Reading text:
────────────────────────────────────────
On an entirely self indulgent note i have been chronicling the progress of my Curse of Strahd game here, for anyone vaguely interested
Curse of Strahd: The Spoop Report

Tomb of Annihilation is also supposed to be pretty good, with more of an open ended hexcrawl in the middle and a big classic dungeon finale at the end.

The others all have some good stuff in them as well but if/when i get to running them i'll probably end up heavily modifying them to suit my own purposes. I've been ripping bits out of Saltmarsh and plugging them into my EuroGWJ game just to fill some content for a "sword coast road trip" before the players get to the Lost Laboratory of Kwalish.

I ran Waterdeep: Dragon Heist and finished it recently and loved it, and we all had a great time, but it is a very, very open-ended adventure with all sorts of varied plot threads, and it does require a lot of creativity and improvisation to make it work. As a very experienced DM, I had a great time, and I was able to weave player backstories into the main plot in such a way that they were really engaged. I had a great time, but, due to all the branching stuff, I think it'd be a lot harder to run for DMs with less experience and less comfort with improvising and just winging it in the moment.

Moved onto the Dungeon of the Mad Mage. Enough thinking creatively, time for a murderhobo dungeon crawl as a palate refresher.

I was thinking of starting a run through Mad Mage for my saturday game but changed my mind since i got a new player and don't want to throw them into something like that right away unless it scares them off!

It got me thinking about how best to run it though so i'd be curious to know how you plan on tackling it? My gut feeling is that i wouldn't want to do the ENTIRE thing like a board game, with the map constantly available, because it'd slow things down a fair bit - and take away from being descriptive with the mood and setting.

Instead, what I thought might work better is that if *I* would be able to see the map (with all tokens and things set up in advance) and move them to keep track with what the players were doing whilst theatre of the minding it for their side of things...up until there is actual combat, in which case i'd switch the players to the map and run the combat tactically... then switch back again afterwards.

Also i just finished a job and got paid so i reckon i'll order myself another sourcebook...i'm thinking either Tomb of Annihilation or Out of the Abyss (mainly for raw materials for plugging into my own underdark campaign).

Actually before i take the plunge on that, does anyone have any good recommendations for NON official 5e campaigns (full length campaigns rather than individual adventures)?

Been looking at some of the Kobold Press stuff and it's pricier, but mighty tempting.

pyxistyx wrote:

Actually before i take the plunge on that, does anyone have any good recommendations for NON official 5e campaigns (full length campaigns rather than individual adventures)?

Been looking at some of the Kobold Press stuff and it's pricier, but mighty tempting.

I am a big fan of Kobold Press stuff and have run a number of both their side quests and individuals as well as just wrapping up last month Court of the Shadow Fey, which was Level 7 to 11. Very much a social status climber in which Shadow Fey superiority and distain is the principle villain. PCs earn or lose status ranks through various activities, duels, favor trades, etc., which open up new interaction opportunities.
────────────────────────────────────────
Stored records:
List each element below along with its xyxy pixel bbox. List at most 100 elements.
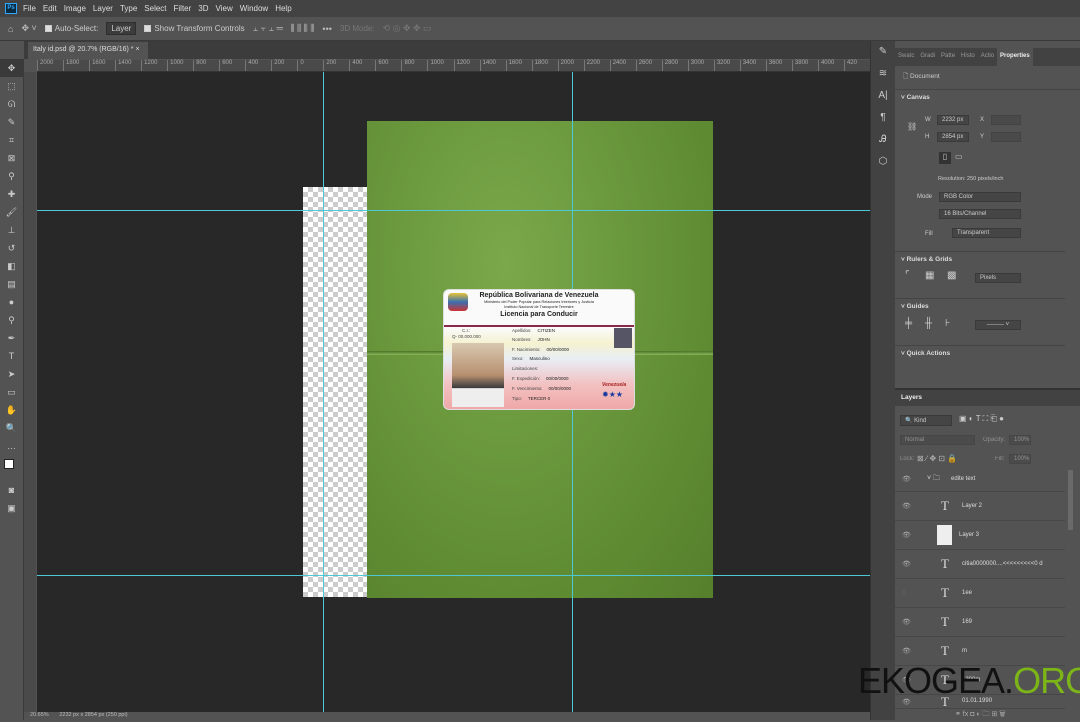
menu-image[interactable]: Image <box>64 4 86 13</box>
height-input[interactable]: 2854 px <box>937 132 969 142</box>
color-swatches[interactable] <box>0 455 23 481</box>
opacity-input[interactable]: 100% <box>1009 435 1031 445</box>
menu-edit[interactable]: Edit <box>43 4 57 13</box>
menu-view[interactable]: View <box>216 4 233 13</box>
visibility-eye-icon[interactable]: 👁 <box>902 618 911 626</box>
pen-tool-icon[interactable]: ✒ <box>0 329 23 347</box>
menu-type[interactable]: Type <box>120 4 137 13</box>
auto-select-target-dropdown[interactable]: Layer <box>106 22 137 35</box>
screen-mode-icon[interactable]: ▣ <box>0 499 23 517</box>
brush-settings-icon[interactable]: ✎ <box>871 41 895 63</box>
blur-tool-icon[interactable]: ● <box>0 293 23 311</box>
width-input[interactable]: 2232 px <box>937 115 969 125</box>
visibility-eye-icon[interactable]: 👁 <box>902 502 911 510</box>
units-dropdown[interactable]: Pixels <box>975 273 1021 283</box>
crop-tool-icon[interactable]: ⌗ <box>0 131 23 149</box>
move-tool-icon[interactable]: ✥ ˅ <box>21 23 36 34</box>
glyphs-icon[interactable]: Ꭿ <box>871 129 895 151</box>
marquee-tool-icon[interactable]: ⬚ <box>0 77 23 95</box>
guide-layout-icon[interactable]: ╫ <box>925 318 932 329</box>
landscape-orientation-icon[interactable]: ▭ <box>955 152 963 161</box>
3d-tools-icons[interactable]: ⟲ ◎ ✥ ✥ ▭ <box>383 23 432 34</box>
x-input[interactable] <box>991 115 1021 125</box>
menu-3d[interactable]: 3D <box>198 4 208 13</box>
guide-horizontal[interactable] <box>37 575 870 576</box>
layer-row[interactable]: 👁 Layer 3 <box>895 521 1065 550</box>
link-icon[interactable]: ⛓ <box>907 122 917 131</box>
stamp-tool-icon[interactable]: ⊥ <box>0 221 23 239</box>
layer-row[interactable]: 👁 T 169 <box>895 608 1065 637</box>
character-icon[interactable]: A| <box>871 85 895 107</box>
layer-filter-icons[interactable]: ▣ ◐ T ⛶ ⎗ ● <box>959 414 1004 424</box>
path-select-tool-icon[interactable]: ➤ <box>0 365 23 383</box>
type-tool-icon[interactable]: T <box>0 347 23 365</box>
tab-layers[interactable]: Layers <box>901 394 922 401</box>
gradient-tool-icon[interactable]: ▤ <box>0 275 23 293</box>
tab-properties[interactable]: Properties <box>997 48 1033 66</box>
dodge-tool-icon[interactable]: ⚲ <box>0 311 23 329</box>
tab-history[interactable]: Histo <box>958 48 978 66</box>
canvas-area[interactable]: República Bolivariana de Venezuela Minis… <box>37 72 870 712</box>
menu-filter[interactable]: Filter <box>174 4 192 13</box>
guide-horizontal[interactable] <box>37 210 870 211</box>
new-guide-icon[interactable]: ⊦ <box>945 318 950 329</box>
menu-window[interactable]: Window <box>240 4 268 13</box>
healing-tool-icon[interactable]: ✚ <box>0 185 23 203</box>
quick-select-tool-icon[interactable]: ✎ <box>0 113 23 131</box>
visibility-eye-icon[interactable]: 👁 <box>902 531 911 539</box>
fill-dropdown[interactable]: Transparent <box>952 228 1021 238</box>
menu-help[interactable]: Help <box>275 4 291 13</box>
layers-scrollbar[interactable] <box>1068 470 1073 530</box>
menu-file[interactable]: File <box>23 4 36 13</box>
menu-select[interactable]: Select <box>144 4 166 13</box>
align-icons[interactable]: ⫠ ⫟ ⫠ ═ ⫼ ⫼ ⫼ ⫼ <box>253 23 315 34</box>
rulers-toggle-icon[interactable]: ⌜ <box>905 270 910 281</box>
history-brush-icon[interactable]: ↺ <box>0 239 23 257</box>
visibility-eye-icon[interactable]: 👁 <box>902 475 911 483</box>
rectangle-tool-icon[interactable]: ▭ <box>0 383 23 401</box>
grid-toggle-icon[interactable]: ▦ <box>925 270 934 281</box>
hand-tool-icon[interactable]: ✋ <box>0 401 23 419</box>
color-mode-dropdown[interactable]: RGB Color <box>939 192 1021 202</box>
document-tab[interactable]: Italy id.psd @ 20.7% (RGB/16) * × <box>28 42 148 59</box>
pixel-grid-icon[interactable]: ▩ <box>947 270 956 281</box>
tab-patterns[interactable]: Patte <box>938 48 958 66</box>
brush-tool-icon[interactable]: 🖌 <box>0 203 23 221</box>
frame-tool-icon[interactable]: ⊠ <box>0 149 23 167</box>
guide-style-dropdown[interactable]: ──── ˅ <box>975 320 1021 330</box>
visibility-eye-icon[interactable]: ▯ <box>902 589 906 597</box>
quick-mask-icon[interactable]: ◙ <box>0 481 23 499</box>
filter-kind-dropdown[interactable]: 🔍 Kind <box>900 415 952 426</box>
layer-row[interactable]: ▯ T 1ee <box>895 579 1065 608</box>
guide-vertical[interactable] <box>323 72 324 712</box>
move-tool-icon[interactable]: ✥ <box>0 59 23 77</box>
layer-row[interactable]: 👁 T Layer 2 <box>895 492 1065 521</box>
eyedropper-tool-icon[interactable]: ⚲ <box>0 167 23 185</box>
show-transform-checkbox[interactable]: Show Transform Controls <box>144 24 245 33</box>
3d-icon[interactable]: ⬡ <box>871 151 895 173</box>
more-options-button[interactable]: ••• <box>322 24 331 34</box>
home-icon[interactable]: ⌂ <box>8 24 13 34</box>
paragraph-icon[interactable]: ¶ <box>871 107 895 129</box>
portrait-orientation-icon[interactable]: ▯ <box>939 152 951 164</box>
layer-actions-bar[interactable]: ⚭ fx ◘ ◐ 🗀 ⊞ 🗑 <box>895 710 1080 722</box>
zoom-level[interactable]: 20.65% <box>30 712 49 718</box>
y-input[interactable] <box>991 132 1021 142</box>
layer-row[interactable]: 👁 Tcitia0000000....<<<<<<<<<0 d <box>895 550 1065 579</box>
zoom-tool-icon[interactable]: 🔍 <box>0 419 23 437</box>
guide-lock-icon[interactable]: ╪ <box>905 318 912 329</box>
lasso-tool-icon[interactable]: ᘏ <box>0 95 23 113</box>
brushes-icon[interactable]: ≋ <box>871 63 895 85</box>
tab-swatches[interactable]: Swatc <box>895 48 917 66</box>
layer-group-row[interactable]: 👁 ˅ 🗀 edite text <box>895 468 1065 492</box>
visibility-eye-icon[interactable]: 👁 <box>902 560 911 568</box>
tab-gradients[interactable]: Gradi <box>917 48 938 66</box>
menu-layer[interactable]: Layer <box>93 4 113 13</box>
fill-input[interactable]: 100% <box>1009 454 1031 464</box>
eraser-tool-icon[interactable]: ◧ <box>0 257 23 275</box>
lock-icons[interactable]: ⊠ ∕ ✥ ⊡ 🔒 <box>917 454 957 463</box>
blend-mode-dropdown[interactable]: Normal <box>900 435 975 445</box>
bit-depth-dropdown[interactable]: 16 Bits/Channel <box>939 209 1021 219</box>
visibility-eye-icon[interactable]: 👁 <box>902 647 911 655</box>
tab-actions[interactable]: Actio <box>978 48 997 66</box>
────────────────────────────────────────
Task instructions:
• 1. Rewrite the forum thread about 5e adventures from "Instead, what I" up to and including "own underdark campaign).", replacing "sourcebook" with "rulebook".
• 2. In the forum thread about 5e adventures, which Kobold Press campaign did the reply to pyxistyx say was wrapped up last month, and what level range did it cover?

Answers to the exercises:
• 1.
Instead, what I thought might work better is that if *I* would be able to see the map (with all tokens and things set up in advance) and move them to keep track with what the players were doing whilst theatre of the minding it for their side of things...up until there is actual combat, in which case i'd switch the players to the map and run the combat tactically... then switch back again afterwards.

Also i just finished a job and got paid so i reckon i'll order myself another rulebook...i'm thinking either Tomb of Annihilation or Out of the Abyss (mainly for raw materials for plugging into my own underdark campaign).

• 2. Court of the Shadow Fey, which covered Level 7 to 11.